Records →
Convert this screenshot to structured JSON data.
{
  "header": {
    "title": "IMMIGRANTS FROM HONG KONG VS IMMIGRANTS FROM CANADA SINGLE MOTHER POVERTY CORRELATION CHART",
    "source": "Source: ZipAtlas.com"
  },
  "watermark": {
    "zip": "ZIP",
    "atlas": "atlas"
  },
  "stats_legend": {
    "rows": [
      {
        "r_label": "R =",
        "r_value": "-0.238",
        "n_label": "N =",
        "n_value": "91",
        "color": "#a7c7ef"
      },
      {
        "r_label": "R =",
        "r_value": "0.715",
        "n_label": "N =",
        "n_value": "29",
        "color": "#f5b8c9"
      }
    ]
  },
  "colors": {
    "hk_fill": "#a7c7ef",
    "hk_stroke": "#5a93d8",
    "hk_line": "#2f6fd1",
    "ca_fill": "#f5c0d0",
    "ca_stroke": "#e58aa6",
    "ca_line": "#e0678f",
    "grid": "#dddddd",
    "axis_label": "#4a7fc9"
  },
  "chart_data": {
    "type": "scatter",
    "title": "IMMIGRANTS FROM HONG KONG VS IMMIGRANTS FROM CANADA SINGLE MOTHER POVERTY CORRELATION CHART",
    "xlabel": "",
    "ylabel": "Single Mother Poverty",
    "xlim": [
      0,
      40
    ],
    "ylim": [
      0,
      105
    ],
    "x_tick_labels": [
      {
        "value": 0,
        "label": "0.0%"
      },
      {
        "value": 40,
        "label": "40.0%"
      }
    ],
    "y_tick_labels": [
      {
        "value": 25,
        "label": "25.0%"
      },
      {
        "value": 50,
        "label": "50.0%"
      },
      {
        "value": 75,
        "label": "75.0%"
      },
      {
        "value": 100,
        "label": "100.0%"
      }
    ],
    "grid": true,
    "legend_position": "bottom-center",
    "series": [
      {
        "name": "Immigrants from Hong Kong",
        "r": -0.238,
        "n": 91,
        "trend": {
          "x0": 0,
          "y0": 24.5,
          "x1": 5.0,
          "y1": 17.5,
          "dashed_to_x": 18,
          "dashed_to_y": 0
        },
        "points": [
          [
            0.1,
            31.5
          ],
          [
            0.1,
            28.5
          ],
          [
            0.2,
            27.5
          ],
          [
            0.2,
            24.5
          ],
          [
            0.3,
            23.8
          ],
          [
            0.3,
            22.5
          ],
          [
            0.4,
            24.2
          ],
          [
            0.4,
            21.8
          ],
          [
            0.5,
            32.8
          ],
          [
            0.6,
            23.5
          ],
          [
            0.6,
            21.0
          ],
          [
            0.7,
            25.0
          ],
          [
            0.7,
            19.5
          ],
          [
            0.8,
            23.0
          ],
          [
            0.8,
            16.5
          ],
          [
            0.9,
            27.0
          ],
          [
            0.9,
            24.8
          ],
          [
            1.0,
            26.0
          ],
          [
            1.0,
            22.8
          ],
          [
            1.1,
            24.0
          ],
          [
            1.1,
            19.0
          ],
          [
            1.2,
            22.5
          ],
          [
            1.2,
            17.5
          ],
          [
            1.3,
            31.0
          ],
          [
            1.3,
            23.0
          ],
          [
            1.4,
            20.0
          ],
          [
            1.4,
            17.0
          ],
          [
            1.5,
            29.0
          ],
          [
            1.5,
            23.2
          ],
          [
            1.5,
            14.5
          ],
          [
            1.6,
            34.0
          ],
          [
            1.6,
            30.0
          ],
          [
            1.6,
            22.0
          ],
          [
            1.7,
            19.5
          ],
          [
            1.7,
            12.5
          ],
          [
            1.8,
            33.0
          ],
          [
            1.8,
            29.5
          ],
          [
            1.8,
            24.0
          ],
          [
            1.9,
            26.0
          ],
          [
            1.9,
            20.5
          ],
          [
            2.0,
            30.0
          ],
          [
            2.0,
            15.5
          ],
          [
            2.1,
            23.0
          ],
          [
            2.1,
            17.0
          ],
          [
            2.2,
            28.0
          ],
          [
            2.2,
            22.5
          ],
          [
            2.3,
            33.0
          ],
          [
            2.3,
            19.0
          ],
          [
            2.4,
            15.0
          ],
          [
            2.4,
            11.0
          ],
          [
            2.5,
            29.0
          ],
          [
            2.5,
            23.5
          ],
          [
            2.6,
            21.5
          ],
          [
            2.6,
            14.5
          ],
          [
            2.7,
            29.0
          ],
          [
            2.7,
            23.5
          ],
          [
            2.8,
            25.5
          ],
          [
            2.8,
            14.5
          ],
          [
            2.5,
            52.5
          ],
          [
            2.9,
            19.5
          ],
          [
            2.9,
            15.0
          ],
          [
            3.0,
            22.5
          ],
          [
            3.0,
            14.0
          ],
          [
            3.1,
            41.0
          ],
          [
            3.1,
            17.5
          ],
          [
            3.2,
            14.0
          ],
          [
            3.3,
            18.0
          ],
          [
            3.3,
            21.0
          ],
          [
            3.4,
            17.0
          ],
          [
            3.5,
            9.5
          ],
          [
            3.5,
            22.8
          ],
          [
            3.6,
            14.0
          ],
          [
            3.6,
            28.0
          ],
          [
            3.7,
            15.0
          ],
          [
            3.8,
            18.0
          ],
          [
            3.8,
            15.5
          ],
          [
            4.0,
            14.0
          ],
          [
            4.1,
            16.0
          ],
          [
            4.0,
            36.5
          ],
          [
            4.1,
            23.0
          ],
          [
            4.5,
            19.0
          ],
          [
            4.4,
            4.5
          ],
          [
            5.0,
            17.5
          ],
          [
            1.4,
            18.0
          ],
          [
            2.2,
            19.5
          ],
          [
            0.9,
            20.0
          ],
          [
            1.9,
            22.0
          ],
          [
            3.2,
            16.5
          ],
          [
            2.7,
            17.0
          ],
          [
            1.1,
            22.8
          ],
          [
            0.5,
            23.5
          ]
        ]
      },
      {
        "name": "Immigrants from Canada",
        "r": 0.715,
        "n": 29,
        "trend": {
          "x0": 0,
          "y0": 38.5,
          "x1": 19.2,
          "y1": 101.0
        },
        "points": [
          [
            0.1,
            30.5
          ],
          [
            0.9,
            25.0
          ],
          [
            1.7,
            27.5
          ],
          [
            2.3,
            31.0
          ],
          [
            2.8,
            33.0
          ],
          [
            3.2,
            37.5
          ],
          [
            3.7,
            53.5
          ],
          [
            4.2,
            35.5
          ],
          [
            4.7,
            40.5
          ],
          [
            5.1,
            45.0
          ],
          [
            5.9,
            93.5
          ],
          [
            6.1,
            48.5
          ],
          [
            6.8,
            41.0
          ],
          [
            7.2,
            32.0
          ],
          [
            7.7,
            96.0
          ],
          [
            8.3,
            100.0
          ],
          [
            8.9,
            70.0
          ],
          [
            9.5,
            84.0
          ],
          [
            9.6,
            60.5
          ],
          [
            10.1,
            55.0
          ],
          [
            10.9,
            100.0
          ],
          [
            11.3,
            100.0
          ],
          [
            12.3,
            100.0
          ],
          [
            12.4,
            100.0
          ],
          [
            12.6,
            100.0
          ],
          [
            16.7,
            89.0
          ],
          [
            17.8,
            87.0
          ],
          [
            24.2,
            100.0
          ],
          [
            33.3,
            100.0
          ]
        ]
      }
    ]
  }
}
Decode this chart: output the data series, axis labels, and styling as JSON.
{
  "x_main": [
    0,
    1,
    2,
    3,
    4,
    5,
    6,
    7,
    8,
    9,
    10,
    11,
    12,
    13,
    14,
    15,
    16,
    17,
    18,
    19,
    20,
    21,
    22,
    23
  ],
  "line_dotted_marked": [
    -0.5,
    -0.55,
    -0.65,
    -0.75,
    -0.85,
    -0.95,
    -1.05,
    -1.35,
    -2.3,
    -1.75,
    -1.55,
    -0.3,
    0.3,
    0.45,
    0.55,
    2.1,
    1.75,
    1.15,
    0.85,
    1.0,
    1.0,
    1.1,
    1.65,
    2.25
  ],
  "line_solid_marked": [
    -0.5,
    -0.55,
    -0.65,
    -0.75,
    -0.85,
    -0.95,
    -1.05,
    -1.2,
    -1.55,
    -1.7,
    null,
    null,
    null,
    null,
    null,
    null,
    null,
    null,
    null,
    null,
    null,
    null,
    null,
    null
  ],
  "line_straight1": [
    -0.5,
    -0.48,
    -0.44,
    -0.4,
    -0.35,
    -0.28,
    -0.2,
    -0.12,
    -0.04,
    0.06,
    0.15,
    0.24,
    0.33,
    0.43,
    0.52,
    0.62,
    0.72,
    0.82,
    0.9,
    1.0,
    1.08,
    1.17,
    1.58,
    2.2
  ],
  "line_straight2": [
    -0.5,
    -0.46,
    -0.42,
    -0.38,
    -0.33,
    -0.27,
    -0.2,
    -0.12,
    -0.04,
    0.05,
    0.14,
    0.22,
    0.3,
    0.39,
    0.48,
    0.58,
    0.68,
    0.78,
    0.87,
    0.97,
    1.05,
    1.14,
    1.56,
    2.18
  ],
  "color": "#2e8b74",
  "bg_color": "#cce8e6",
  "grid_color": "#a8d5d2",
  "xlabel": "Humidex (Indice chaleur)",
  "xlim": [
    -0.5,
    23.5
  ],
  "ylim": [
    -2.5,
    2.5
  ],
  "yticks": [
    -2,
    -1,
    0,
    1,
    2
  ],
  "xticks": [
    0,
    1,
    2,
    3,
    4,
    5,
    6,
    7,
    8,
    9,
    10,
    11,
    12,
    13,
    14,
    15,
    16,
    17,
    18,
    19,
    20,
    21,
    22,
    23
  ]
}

Objective → Copy out each line in the listing that has the word "series".

Final answer →
    "series": [
Decode this chart: output the data series, axis labels, and styling as JSON.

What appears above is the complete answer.